* Written instruction *
Omit any picture, and return the remaining data exactly as written.

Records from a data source
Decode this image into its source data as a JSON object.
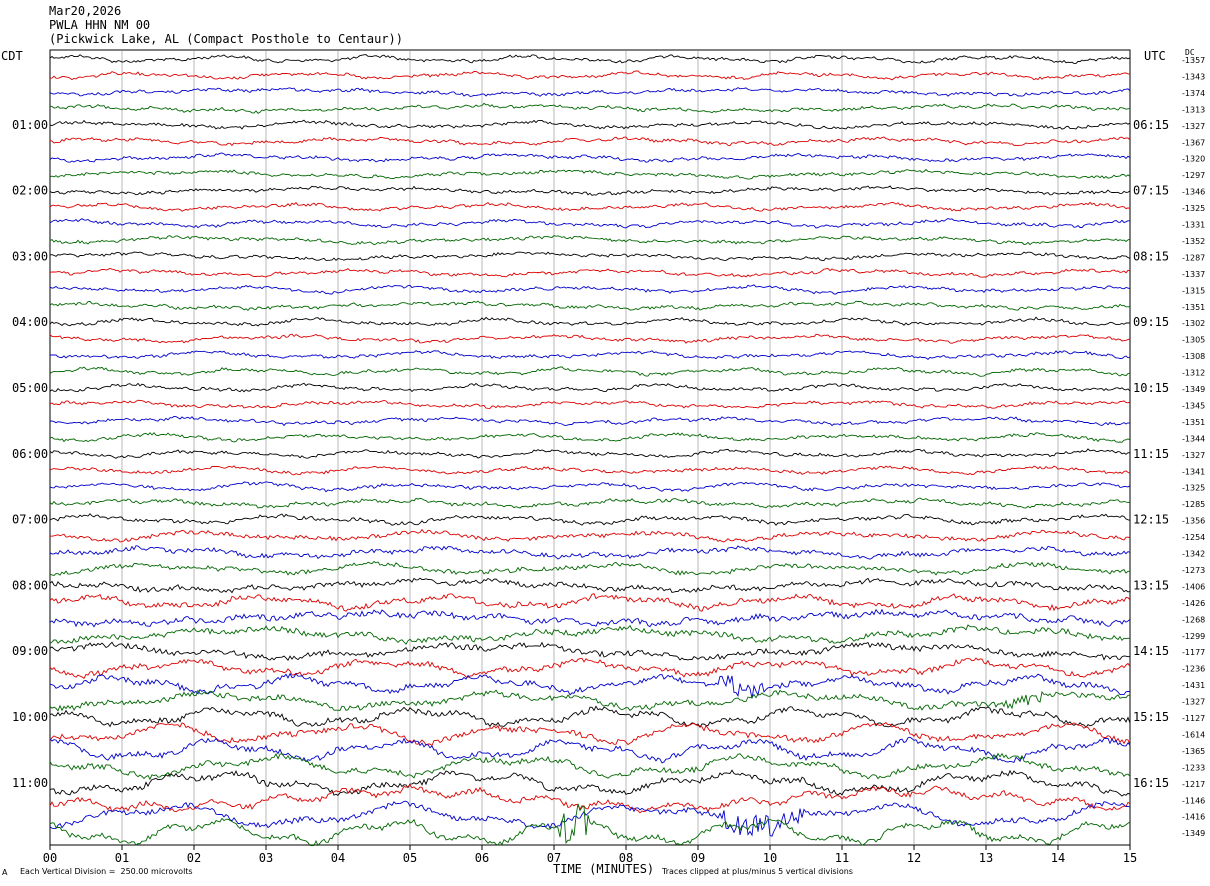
{
  "header": {
    "date": "Mar20,2026",
    "station": "PWLA HHN NM 00",
    "location": "(Pickwick Lake, AL (Compact Posthole to Centaur))"
  },
  "axis": {
    "left_tz": "CDT",
    "right_tz": "UTC",
    "dc_label": "DC",
    "xlabel": "TIME (MINUTES)"
  },
  "footer": {
    "scale_note": "Each Vertical Division =  250.00 microvolts",
    "clip_note": "Traces clipped at plus/minus 5 vertical divisions",
    "corner_mark": "A"
  },
  "chart_data": {
    "type": "line",
    "title": "PWLA HHN NM 00",
    "xlabel": "TIME (MINUTES)",
    "xlim": [
      0,
      15
    ],
    "x_ticks": [
      "00",
      "01",
      "02",
      "03",
      "04",
      "05",
      "06",
      "07",
      "08",
      "09",
      "10",
      "11",
      "12",
      "13",
      "14",
      "15"
    ],
    "grid": "vertical lines every minute",
    "trace_colors": [
      "#000000",
      "#dd0000",
      "#0000cc",
      "#006600"
    ],
    "left_hour_labels": [
      "01:00",
      "02:00",
      "03:00",
      "04:00",
      "05:00",
      "06:00",
      "07:00",
      "08:00",
      "09:00",
      "10:00",
      "11:00"
    ],
    "right_hour_labels": [
      "06:15",
      "07:15",
      "08:15",
      "09:15",
      "10:15",
      "11:15",
      "12:15",
      "13:15",
      "14:15",
      "15:15",
      "16:15"
    ],
    "dc_offsets": [
      "-1357",
      "-1343",
      "-1374",
      "-1313",
      "-1327",
      "-1367",
      "-1320",
      "-1297",
      "-1346",
      "-1325",
      "-1331",
      "-1352",
      "-1287",
      "-1337",
      "-1315",
      "-1351",
      "-1302",
      "-1305",
      "-1308",
      "-1312",
      "-1349",
      "-1345",
      "-1351",
      "-1344",
      "-1327",
      "-1341",
      "-1325",
      "-1285",
      "-1356",
      "-1254",
      "-1342",
      "-1273",
      "-1406",
      "-1426",
      "-1268",
      "-1299",
      "-1177",
      "-1236",
      "-1431",
      "-1327",
      "-1127",
      "-1614",
      "-1365",
      "-1233",
      "-1217",
      "-1146",
      "-1416",
      "-1349"
    ],
    "trace_amplitude_levels": [
      1,
      1,
      1,
      1,
      1,
      1,
      1,
      1,
      1,
      1,
      1,
      1,
      1,
      1,
      1,
      1,
      1,
      1,
      1,
      1,
      1,
      1,
      1,
      1,
      1,
      1,
      1.1,
      1.2,
      1.3,
      1.4,
      1.5,
      1.6,
      1.8,
      2,
      2,
      2.2,
      2.3,
      2.4,
      2.5,
      2.6,
      2.8,
      3,
      3.2,
      3.4,
      3.5,
      3.6,
      3.8,
      4
    ]
  }
}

* Output of the task *
Decode this image into its source data as a JSON object.
{
  "header": {
    "date": "Mar20,2026",
    "station": "PWLA HHN NM 00",
    "location": "(Pickwick Lake, AL (Compact Posthole to Centaur))"
  },
  "axis": {
    "left_tz": "CDT",
    "right_tz": "UTC",
    "dc_label": "DC",
    "xlabel": "TIME (MINUTES)"
  },
  "footer": {
    "scale_note": "Each Vertical Division =  250.00 microvolts",
    "clip_note": "Traces clipped at plus/minus 5 vertical divisions",
    "corner_mark": "A"
  },
  "chart_data": {
    "type": "line",
    "title": "PWLA HHN NM 00",
    "xlabel": "TIME (MINUTES)",
    "xlim": [
      0,
      15
    ],
    "x_ticks": [
      "00",
      "01",
      "02",
      "03",
      "04",
      "05",
      "06",
      "07",
      "08",
      "09",
      "10",
      "11",
      "12",
      "13",
      "14",
      "15"
    ],
    "grid": "vertical lines every minute",
    "trace_colors": [
      "#000000",
      "#dd0000",
      "#0000cc",
      "#006600"
    ],
    "left_hour_labels": [
      "01:00",
      "02:00",
      "03:00",
      "04:00",
      "05:00",
      "06:00",
      "07:00",
      "08:00",
      "09:00",
      "10:00",
      "11:00"
    ],
    "right_hour_labels": [
      "06:15",
      "07:15",
      "08:15",
      "09:15",
      "10:15",
      "11:15",
      "12:15",
      "13:15",
      "14:15",
      "15:15",
      "16:15"
    ],
    "dc_offsets": [
      "-1357",
      "-1343",
      "-1374",
      "-1313",
      "-1327",
      "-1367",
      "-1320",
      "-1297",
      "-1346",
      "-1325",
      "-1331",
      "-1352",
      "-1287",
      "-1337",
      "-1315",
      "-1351",
      "-1302",
      "-1305",
      "-1308",
      "-1312",
      "-1349",
      "-1345",
      "-1351",
      "-1344",
      "-1327",
      "-1341",
      "-1325",
      "-1285",
      "-1356",
      "-1254",
      "-1342",
      "-1273",
      "-1406",
      "-1426",
      "-1268",
      "-1299",
      "-1177",
      "-1236",
      "-1431",
      "-1327",
      "-1127",
      "-1614",
      "-1365",
      "-1233",
      "-1217",
      "-1146",
      "-1416",
      "-1349"
    ],
    "trace_amplitude_levels": [
      1,
      1,
      1,
      1,
      1,
      1,
      1,
      1,
      1,
      1,
      1,
      1,
      1,
      1,
      1,
      1,
      1,
      1,
      1,
      1,
      1,
      1,
      1,
      1,
      1,
      1,
      1.1,
      1.2,
      1.3,
      1.4,
      1.5,
      1.6,
      1.8,
      2,
      2,
      2.2,
      2.3,
      2.4,
      2.5,
      2.6,
      2.8,
      3,
      3.2,
      3.4,
      3.5,
      3.6,
      3.8,
      4
    ]
  }
}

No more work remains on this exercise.